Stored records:
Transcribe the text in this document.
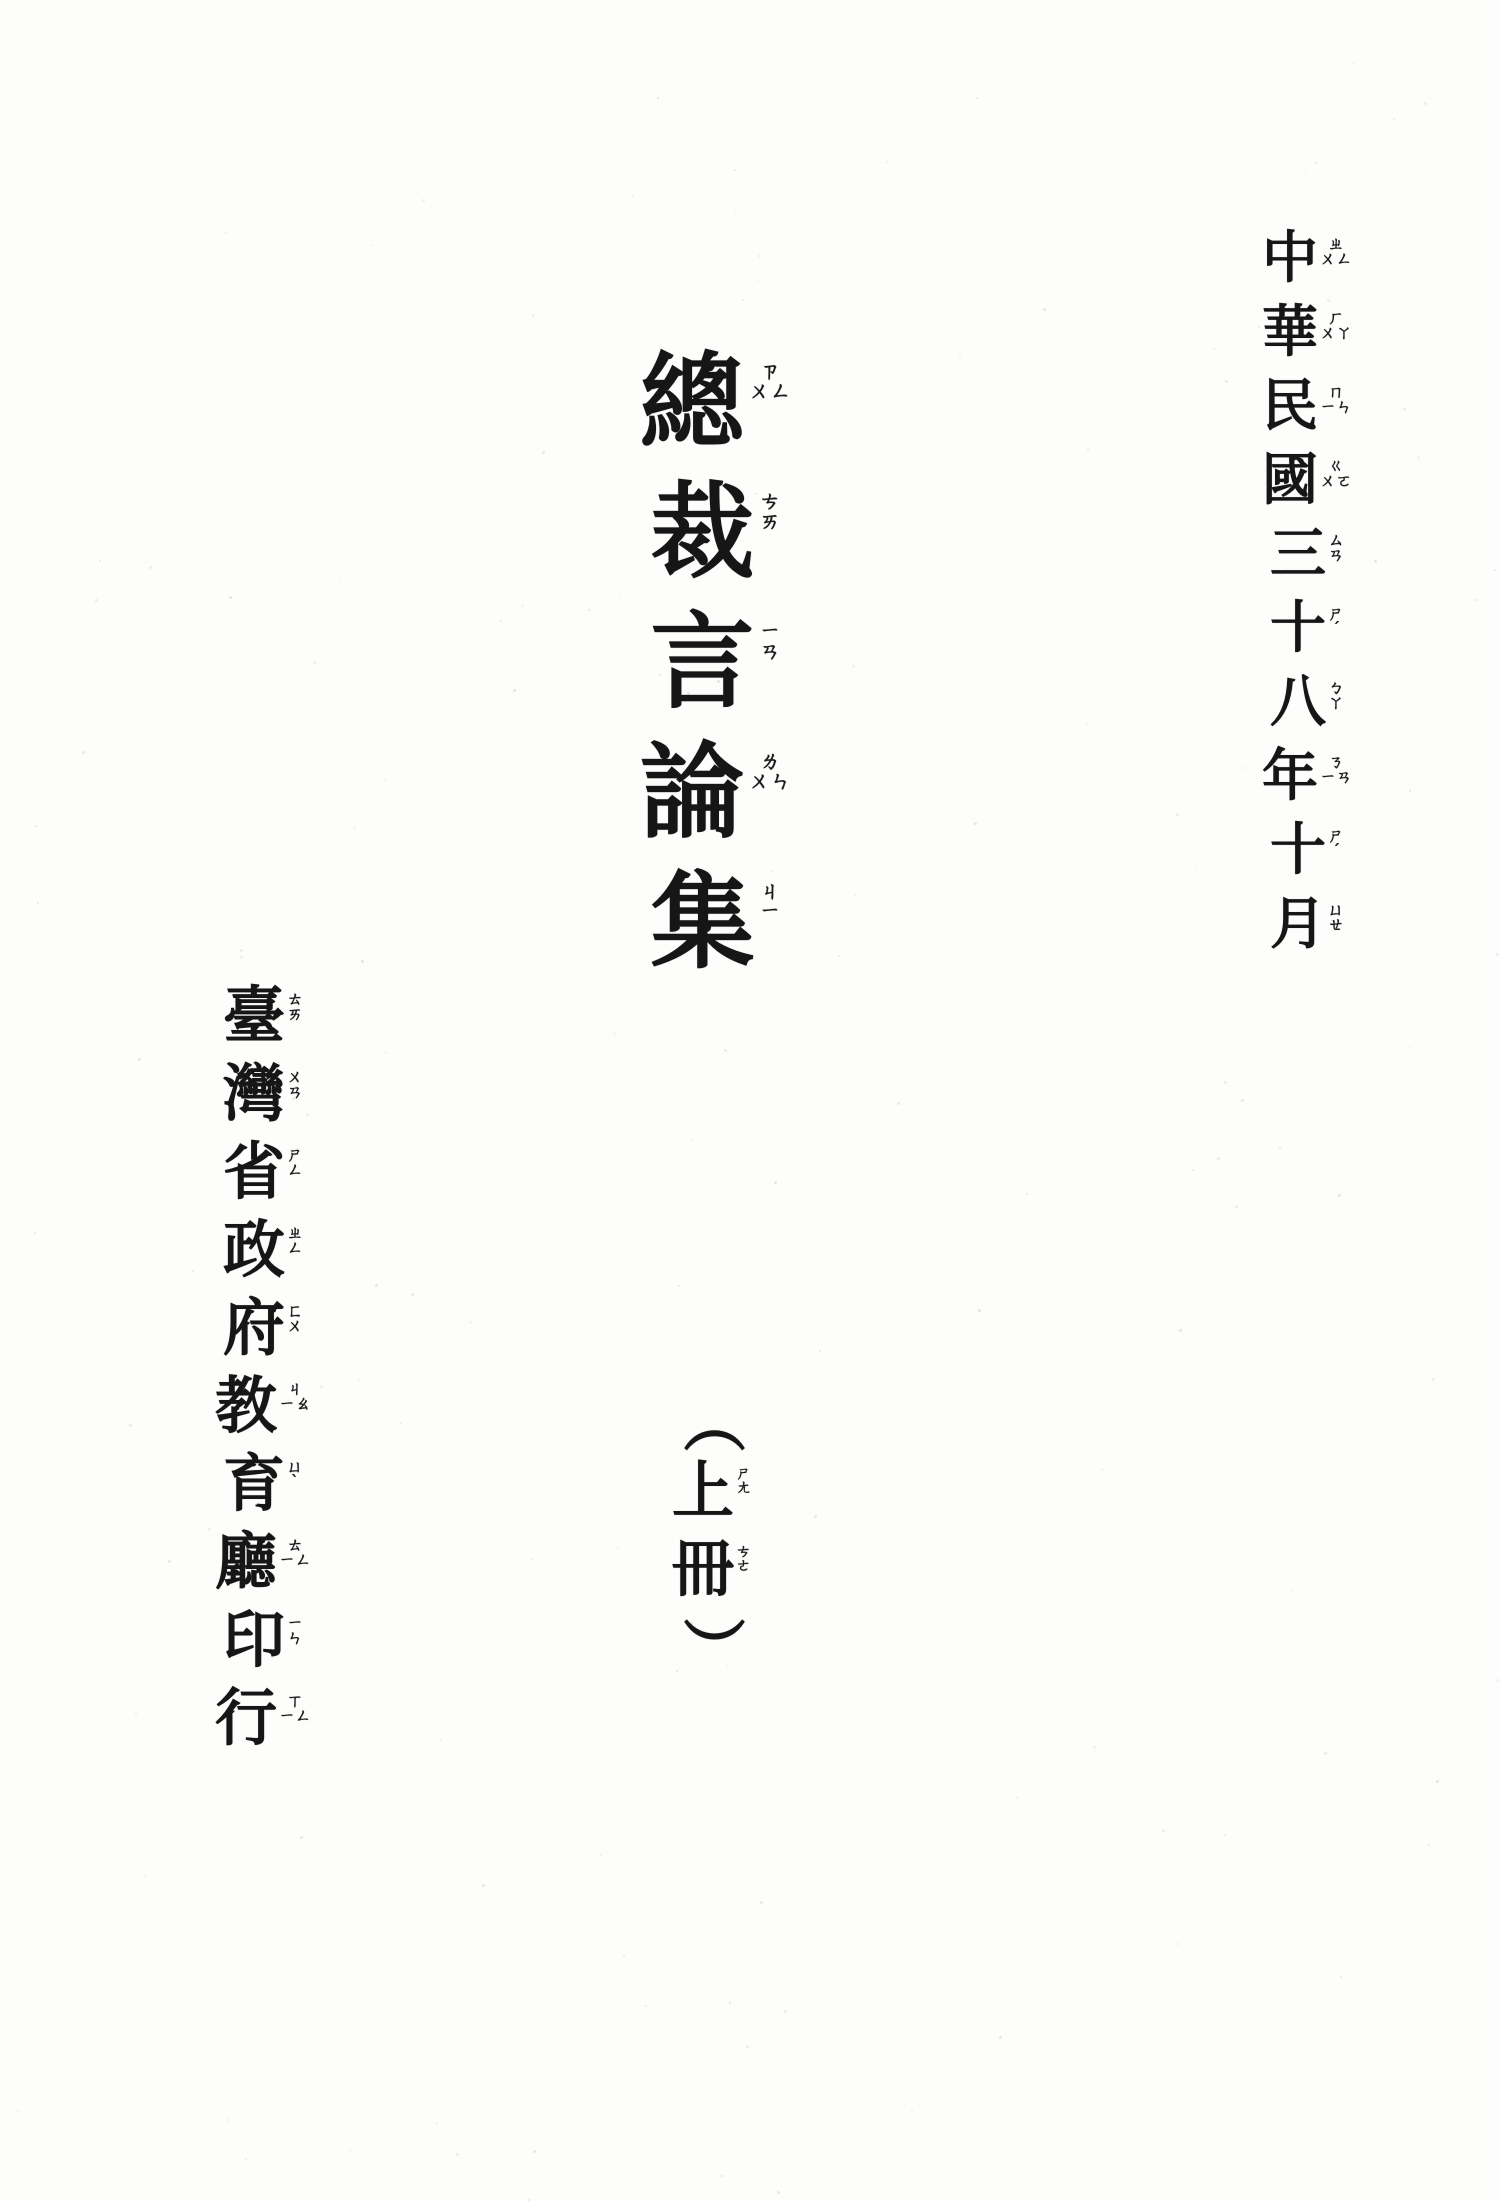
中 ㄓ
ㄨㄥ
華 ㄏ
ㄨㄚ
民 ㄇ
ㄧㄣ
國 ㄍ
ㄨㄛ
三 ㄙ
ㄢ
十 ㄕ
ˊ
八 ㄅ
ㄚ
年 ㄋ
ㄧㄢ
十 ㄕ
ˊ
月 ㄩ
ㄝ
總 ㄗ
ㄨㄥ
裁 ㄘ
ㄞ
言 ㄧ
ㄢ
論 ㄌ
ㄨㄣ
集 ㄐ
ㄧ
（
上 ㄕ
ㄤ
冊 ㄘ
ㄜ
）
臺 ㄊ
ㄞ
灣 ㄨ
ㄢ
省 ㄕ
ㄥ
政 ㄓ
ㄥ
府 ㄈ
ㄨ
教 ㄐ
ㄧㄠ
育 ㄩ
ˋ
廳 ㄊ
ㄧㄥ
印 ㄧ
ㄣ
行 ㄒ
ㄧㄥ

Set task: Repeat the material above word for word and skip every image in it.

Result of the exercise:
Transcribe the text in this document.
中 ㄓ
ㄨㄥ
華 ㄏ
ㄨㄚ
民 ㄇ
ㄧㄣ
國 ㄍ
ㄨㄛ
三 ㄙ
ㄢ
十 ㄕ
ˊ
八 ㄅ
ㄚ
年 ㄋ
ㄧㄢ
十 ㄕ
ˊ
月 ㄩ
ㄝ
總 ㄗ
ㄨㄥ
裁 ㄘ
ㄞ
言 ㄧ
ㄢ
論 ㄌ
ㄨㄣ
集 ㄐ
ㄧ
（
上 ㄕ
ㄤ
冊 ㄘ
ㄜ
）
臺 ㄊ
ㄞ
灣 ㄨ
ㄢ
省 ㄕ
ㄥ
政 ㄓ
ㄥ
府 ㄈ
ㄨ
教 ㄐ
ㄧㄠ
育 ㄩ
ˋ
廳 ㄊ
ㄧㄥ
印 ㄧ
ㄣ
行 ㄒ
ㄧㄥ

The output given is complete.